> _BRIEF_:
Work out the number of lines with the word "name" in the material below, then reply with that number only.

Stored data

______

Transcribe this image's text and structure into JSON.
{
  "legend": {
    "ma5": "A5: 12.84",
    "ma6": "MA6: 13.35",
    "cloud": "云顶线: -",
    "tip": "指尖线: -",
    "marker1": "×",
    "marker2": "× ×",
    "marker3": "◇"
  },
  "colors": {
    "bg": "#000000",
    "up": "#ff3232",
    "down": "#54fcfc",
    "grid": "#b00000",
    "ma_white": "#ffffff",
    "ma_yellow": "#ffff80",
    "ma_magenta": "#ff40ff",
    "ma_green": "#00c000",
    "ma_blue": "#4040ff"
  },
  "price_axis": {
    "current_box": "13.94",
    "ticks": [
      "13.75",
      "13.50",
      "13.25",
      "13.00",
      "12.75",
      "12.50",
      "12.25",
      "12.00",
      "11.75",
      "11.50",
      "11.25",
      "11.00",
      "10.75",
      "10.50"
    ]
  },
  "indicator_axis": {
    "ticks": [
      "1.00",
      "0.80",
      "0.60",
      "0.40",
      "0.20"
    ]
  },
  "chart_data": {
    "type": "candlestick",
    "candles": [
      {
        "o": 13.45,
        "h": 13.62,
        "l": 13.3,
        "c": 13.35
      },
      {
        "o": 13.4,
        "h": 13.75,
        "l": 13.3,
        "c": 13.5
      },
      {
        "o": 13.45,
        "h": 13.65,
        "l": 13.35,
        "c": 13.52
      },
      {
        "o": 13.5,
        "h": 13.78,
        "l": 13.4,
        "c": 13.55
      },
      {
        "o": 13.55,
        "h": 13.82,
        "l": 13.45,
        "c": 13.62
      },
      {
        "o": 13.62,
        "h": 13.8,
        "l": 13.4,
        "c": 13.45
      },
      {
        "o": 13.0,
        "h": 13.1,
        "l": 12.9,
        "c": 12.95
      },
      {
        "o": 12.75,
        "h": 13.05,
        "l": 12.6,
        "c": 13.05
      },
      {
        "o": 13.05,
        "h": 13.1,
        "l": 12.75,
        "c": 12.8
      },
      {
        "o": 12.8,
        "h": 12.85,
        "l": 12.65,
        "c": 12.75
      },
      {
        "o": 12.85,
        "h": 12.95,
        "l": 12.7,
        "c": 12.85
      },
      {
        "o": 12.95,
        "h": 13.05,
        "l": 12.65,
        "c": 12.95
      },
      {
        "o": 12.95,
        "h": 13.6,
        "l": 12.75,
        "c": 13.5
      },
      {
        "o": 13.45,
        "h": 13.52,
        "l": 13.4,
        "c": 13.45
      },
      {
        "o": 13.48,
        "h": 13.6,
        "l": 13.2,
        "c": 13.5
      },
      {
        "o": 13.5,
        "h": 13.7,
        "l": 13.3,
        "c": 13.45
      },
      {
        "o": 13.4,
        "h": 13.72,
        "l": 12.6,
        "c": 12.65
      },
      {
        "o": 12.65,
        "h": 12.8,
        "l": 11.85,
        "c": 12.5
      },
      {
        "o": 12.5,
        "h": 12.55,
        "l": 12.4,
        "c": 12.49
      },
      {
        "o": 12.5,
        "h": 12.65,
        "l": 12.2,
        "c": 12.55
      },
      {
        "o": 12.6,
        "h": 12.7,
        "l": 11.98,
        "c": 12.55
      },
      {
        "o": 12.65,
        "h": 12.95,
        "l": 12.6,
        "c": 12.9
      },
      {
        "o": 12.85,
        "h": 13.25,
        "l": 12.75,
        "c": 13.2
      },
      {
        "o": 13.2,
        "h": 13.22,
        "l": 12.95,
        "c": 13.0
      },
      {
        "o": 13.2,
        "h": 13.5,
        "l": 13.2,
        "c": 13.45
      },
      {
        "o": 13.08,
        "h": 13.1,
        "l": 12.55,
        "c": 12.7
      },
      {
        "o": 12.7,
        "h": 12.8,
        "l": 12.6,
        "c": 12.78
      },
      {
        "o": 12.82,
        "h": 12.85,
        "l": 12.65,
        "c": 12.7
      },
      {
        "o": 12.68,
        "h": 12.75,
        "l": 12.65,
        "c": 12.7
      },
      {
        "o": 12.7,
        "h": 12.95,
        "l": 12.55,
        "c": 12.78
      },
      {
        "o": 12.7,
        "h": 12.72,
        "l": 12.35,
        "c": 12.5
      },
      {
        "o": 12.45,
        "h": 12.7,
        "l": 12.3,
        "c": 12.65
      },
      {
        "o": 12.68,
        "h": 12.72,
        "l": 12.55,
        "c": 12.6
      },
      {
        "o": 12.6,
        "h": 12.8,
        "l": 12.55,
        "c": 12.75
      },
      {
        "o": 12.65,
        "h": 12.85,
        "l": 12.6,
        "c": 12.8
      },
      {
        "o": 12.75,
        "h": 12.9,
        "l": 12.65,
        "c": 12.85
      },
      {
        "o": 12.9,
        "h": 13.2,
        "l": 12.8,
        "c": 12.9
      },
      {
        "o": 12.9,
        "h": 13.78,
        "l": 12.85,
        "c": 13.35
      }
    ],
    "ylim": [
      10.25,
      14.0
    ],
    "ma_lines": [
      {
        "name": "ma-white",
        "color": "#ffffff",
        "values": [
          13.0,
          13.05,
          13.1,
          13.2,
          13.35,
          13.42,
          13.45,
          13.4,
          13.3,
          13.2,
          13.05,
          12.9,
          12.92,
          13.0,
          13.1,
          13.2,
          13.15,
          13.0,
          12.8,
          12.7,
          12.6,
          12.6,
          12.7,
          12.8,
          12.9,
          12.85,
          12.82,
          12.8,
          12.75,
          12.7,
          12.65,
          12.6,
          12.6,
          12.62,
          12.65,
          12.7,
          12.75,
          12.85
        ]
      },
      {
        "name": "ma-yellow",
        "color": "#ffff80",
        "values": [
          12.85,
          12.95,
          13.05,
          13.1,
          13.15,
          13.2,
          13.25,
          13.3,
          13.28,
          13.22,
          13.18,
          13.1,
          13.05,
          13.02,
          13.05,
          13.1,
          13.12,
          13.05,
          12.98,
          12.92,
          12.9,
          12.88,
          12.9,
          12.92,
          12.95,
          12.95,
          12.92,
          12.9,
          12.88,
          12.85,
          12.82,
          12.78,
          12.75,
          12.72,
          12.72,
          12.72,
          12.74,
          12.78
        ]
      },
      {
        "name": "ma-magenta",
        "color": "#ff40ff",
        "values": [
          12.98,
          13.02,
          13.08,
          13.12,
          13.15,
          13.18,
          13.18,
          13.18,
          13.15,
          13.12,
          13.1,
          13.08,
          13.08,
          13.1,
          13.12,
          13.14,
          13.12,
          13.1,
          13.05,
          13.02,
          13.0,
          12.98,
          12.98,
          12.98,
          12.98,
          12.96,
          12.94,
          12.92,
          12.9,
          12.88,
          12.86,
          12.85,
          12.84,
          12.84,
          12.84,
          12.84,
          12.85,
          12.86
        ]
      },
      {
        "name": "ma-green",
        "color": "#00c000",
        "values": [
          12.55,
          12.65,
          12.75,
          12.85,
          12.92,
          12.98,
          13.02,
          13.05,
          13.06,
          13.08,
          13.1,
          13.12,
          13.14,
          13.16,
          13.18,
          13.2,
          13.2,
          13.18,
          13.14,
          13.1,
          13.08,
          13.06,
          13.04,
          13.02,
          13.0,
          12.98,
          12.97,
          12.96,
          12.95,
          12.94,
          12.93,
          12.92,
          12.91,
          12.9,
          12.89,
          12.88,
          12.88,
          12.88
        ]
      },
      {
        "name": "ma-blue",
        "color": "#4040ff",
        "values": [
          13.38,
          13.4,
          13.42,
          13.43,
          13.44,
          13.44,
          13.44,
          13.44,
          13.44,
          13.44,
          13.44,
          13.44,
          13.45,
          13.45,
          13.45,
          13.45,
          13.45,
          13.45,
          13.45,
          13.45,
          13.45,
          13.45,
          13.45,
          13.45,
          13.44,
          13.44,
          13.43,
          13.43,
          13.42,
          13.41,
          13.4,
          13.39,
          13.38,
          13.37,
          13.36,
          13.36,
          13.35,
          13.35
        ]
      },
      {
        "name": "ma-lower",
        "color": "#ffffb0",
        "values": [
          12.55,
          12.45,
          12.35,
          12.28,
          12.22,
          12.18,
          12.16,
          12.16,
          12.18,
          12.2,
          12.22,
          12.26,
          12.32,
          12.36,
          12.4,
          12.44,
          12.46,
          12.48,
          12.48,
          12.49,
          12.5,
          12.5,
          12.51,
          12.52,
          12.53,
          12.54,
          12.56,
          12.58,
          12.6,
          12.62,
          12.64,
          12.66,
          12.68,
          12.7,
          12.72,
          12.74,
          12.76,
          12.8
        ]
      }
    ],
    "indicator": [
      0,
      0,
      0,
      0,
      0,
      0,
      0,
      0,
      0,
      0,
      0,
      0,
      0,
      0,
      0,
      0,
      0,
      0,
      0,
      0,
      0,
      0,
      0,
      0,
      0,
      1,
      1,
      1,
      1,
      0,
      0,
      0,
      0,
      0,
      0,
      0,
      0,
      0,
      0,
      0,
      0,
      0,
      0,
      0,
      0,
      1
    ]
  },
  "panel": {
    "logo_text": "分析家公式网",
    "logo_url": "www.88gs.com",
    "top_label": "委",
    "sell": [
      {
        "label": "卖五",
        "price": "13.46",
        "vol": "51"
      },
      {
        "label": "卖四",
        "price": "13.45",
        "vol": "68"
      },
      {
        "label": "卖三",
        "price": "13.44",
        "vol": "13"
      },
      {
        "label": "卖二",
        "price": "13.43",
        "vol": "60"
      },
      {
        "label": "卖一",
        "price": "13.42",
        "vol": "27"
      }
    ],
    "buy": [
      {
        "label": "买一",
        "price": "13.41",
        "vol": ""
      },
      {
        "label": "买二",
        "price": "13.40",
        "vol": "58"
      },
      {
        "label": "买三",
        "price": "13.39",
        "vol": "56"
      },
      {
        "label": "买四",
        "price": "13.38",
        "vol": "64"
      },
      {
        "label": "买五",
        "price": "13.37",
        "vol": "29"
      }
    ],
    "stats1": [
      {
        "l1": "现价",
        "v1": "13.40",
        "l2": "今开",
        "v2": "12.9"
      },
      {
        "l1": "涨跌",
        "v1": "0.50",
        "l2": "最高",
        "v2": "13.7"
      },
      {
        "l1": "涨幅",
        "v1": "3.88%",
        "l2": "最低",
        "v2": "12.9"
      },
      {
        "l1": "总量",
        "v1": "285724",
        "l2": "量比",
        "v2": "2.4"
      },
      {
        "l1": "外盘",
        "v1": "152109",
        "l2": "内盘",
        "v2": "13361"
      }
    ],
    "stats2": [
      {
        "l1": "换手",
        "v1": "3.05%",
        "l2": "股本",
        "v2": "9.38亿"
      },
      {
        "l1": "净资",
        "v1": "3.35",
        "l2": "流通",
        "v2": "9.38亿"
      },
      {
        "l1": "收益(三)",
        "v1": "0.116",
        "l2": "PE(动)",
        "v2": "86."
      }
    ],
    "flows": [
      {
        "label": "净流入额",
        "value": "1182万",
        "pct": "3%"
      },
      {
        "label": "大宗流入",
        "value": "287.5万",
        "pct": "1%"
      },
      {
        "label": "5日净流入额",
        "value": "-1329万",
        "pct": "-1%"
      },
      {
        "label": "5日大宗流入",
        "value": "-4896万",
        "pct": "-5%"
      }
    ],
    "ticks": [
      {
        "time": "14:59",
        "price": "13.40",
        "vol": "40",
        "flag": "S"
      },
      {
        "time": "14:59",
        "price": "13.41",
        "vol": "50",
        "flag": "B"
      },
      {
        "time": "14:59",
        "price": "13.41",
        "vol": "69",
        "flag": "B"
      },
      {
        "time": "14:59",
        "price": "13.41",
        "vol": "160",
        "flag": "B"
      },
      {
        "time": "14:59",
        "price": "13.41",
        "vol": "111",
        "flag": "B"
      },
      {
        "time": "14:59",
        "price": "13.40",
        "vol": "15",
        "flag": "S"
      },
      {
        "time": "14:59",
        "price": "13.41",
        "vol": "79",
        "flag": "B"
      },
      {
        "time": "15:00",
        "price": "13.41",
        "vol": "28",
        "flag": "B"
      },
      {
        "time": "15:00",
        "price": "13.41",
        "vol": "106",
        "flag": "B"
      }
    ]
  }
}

______

> _FULL OUTPUT_:
6